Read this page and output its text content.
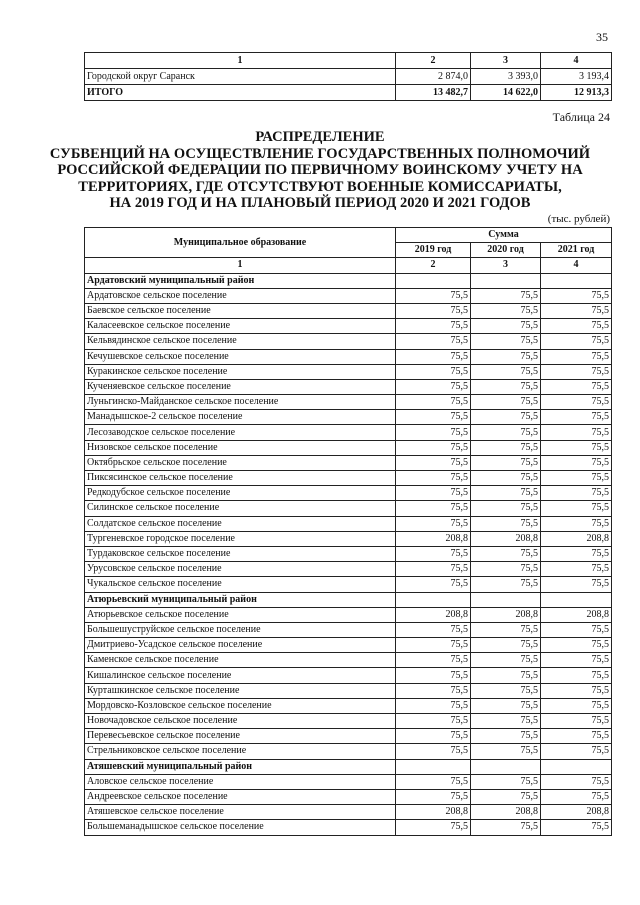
35
1	2	3	4
Городской округ Саранск	2 874,0	3 393,0	3 193,4
ИТОГО	13 482,7	14 622,0	12 913,3
Таблица 24
РАСПРЕДЕЛЕНИЕ
СУБВЕНЦИЙ НА ОСУЩЕСТВЛЕНИЕ ГОСУДАРСТВЕННЫХ ПОЛНОМОЧИЙ
РОССИЙСКОЙ ФЕДЕРАЦИИ ПО ПЕРВИЧНОМУ ВОИНСКОМУ УЧЕТУ НА
ТЕРРИТОРИЯХ, ГДЕ ОТСУТСТВУЮТ ВОЕННЫЕ КОМИССАРИАТЫ,
НА 2019 ГОД И НА ПЛАНОВЫЙ ПЕРИОД 2020 И 2021 ГОДОВ
(тыс. рублей)
Муниципальное образование	Сумма		
	2019 год	2020 год	2021 год
1	2	3	4
Ардатовский муниципальный район			
Ардатовское сельское поселение	75,5	75,5	75,5
Баевское сельское поселение	75,5	75,5	75,5
Каласеевское сельское поселение	75,5	75,5	75,5
Кельвядинское сельское поселение	75,5	75,5	75,5
Кечушевское сельское поселение	75,5	75,5	75,5
Куракинское сельское поселение	75,5	75,5	75,5
Кученяевское сельское поселение	75,5	75,5	75,5
Луньгинско-Майданское сельское поселение	75,5	75,5	75,5
Манадышское-2 сельское поселение	75,5	75,5	75,5
Лесозаводское сельское поселение	75,5	75,5	75,5
Низовское сельское поселение	75,5	75,5	75,5
Октябрьское сельское поселение	75,5	75,5	75,5
Пиксясинское сельское поселение	75,5	75,5	75,5
Редкодубское сельское поселение	75,5	75,5	75,5
Силинское сельское поселение	75,5	75,5	75,5
Солдатское сельское поселение	75,5	75,5	75,5
Тургеневское городское поселение	208,8	208,8	208,8
Турдаковское сельское поселение	75,5	75,5	75,5
Урусовское сельское поселение	75,5	75,5	75,5
Чукальское сельское поселение	75,5	75,5	75,5
Атюрьевский муниципальный район			
Атюрьевское сельское поселение	208,8	208,8	208,8
Большешуструйское сельское поселение	75,5	75,5	75,5
Дмитриево-Усадское сельское поселение	75,5	75,5	75,5
Каменское сельское поселение	75,5	75,5	75,5
Кишалинское сельское поселение	75,5	75,5	75,5
Курташкинское сельское поселение	75,5	75,5	75,5
Мордовско-Козловское сельское поселение	75,5	75,5	75,5
Новочадовское сельское поселение	75,5	75,5	75,5
Перевесьевское сельское поселение	75,5	75,5	75,5
Стрельниковское сельское поселение	75,5	75,5	75,5
Атяшевский муниципальный район			
Аловское сельское поселение	75,5	75,5	75,5
Андреевское сельское поселение	75,5	75,5	75,5
Атяшевское сельское поселение	208,8	208,8	208,8
Большеманадышское сельское поселение	75,5	75,5	75,5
——————
Task: Set the listing down in full and exactly. Pictures within it should not appear in the copy.

Correct result:
Read this page and output its text content.
35
1	2	3	4
Городской округ Саранск	2 874,0	3 393,0	3 193,4
ИТОГО	13 482,7	14 622,0	12 913,3
Таблица 24
РАСПРЕДЕЛЕНИЕ
СУБВЕНЦИЙ НА ОСУЩЕСТВЛЕНИЕ ГОСУДАРСТВЕННЫХ ПОЛНОМОЧИЙ
РОССИЙСКОЙ ФЕДЕРАЦИИ ПО ПЕРВИЧНОМУ ВОИНСКОМУ УЧЕТУ НА
ТЕРРИТОРИЯХ, ГДЕ ОТСУТСТВУЮТ ВОЕННЫЕ КОМИССАРИАТЫ,
НА 2019 ГОД И НА ПЛАНОВЫЙ ПЕРИОД 2020 И 2021 ГОДОВ
(тыс. рублей)
Муниципальное образование	Сумма		
	2019 год	2020 год	2021 год
1	2	3	4
Ардатовский муниципальный район			
Ардатовское сельское поселение	75,5	75,5	75,5
Баевское сельское поселение	75,5	75,5	75,5
Каласеевское сельское поселение	75,5	75,5	75,5
Кельвядинское сельское поселение	75,5	75,5	75,5
Кечушевское сельское поселение	75,5	75,5	75,5
Куракинское сельское поселение	75,5	75,5	75,5
Кученяевское сельское поселение	75,5	75,5	75,5
Луньгинско-Майданское сельское поселение	75,5	75,5	75,5
Манадышское-2 сельское поселение	75,5	75,5	75,5
Лесозаводское сельское поселение	75,5	75,5	75,5
Низовское сельское поселение	75,5	75,5	75,5
Октябрьское сельское поселение	75,5	75,5	75,5
Пиксясинское сельское поселение	75,5	75,5	75,5
Редкодубское сельское поселение	75,5	75,5	75,5
Силинское сельское поселение	75,5	75,5	75,5
Солдатское сельское поселение	75,5	75,5	75,5
Тургеневское городское поселение	208,8	208,8	208,8
Турдаковское сельское поселение	75,5	75,5	75,5
Урусовское сельское поселение	75,5	75,5	75,5
Чукальское сельское поселение	75,5	75,5	75,5
Атюрьевский муниципальный район			
Атюрьевское сельское поселение	208,8	208,8	208,8
Большешуструйское сельское поселение	75,5	75,5	75,5
Дмитриево-Усадское сельское поселение	75,5	75,5	75,5
Каменское сельское поселение	75,5	75,5	75,5
Кишалинское сельское поселение	75,5	75,5	75,5
Курташкинское сельское поселение	75,5	75,5	75,5
Мордовско-Козловское сельское поселение	75,5	75,5	75,5
Новочадовское сельское поселение	75,5	75,5	75,5
Перевесьевское сельское поселение	75,5	75,5	75,5
Стрельниковское сельское поселение	75,5	75,5	75,5
Атяшевский муниципальный район			
Аловское сельское поселение	75,5	75,5	75,5
Андреевское сельское поселение	75,5	75,5	75,5
Атяшевское сельское поселение	208,8	208,8	208,8
Большеманадышское сельское поселение	75,5	75,5	75,5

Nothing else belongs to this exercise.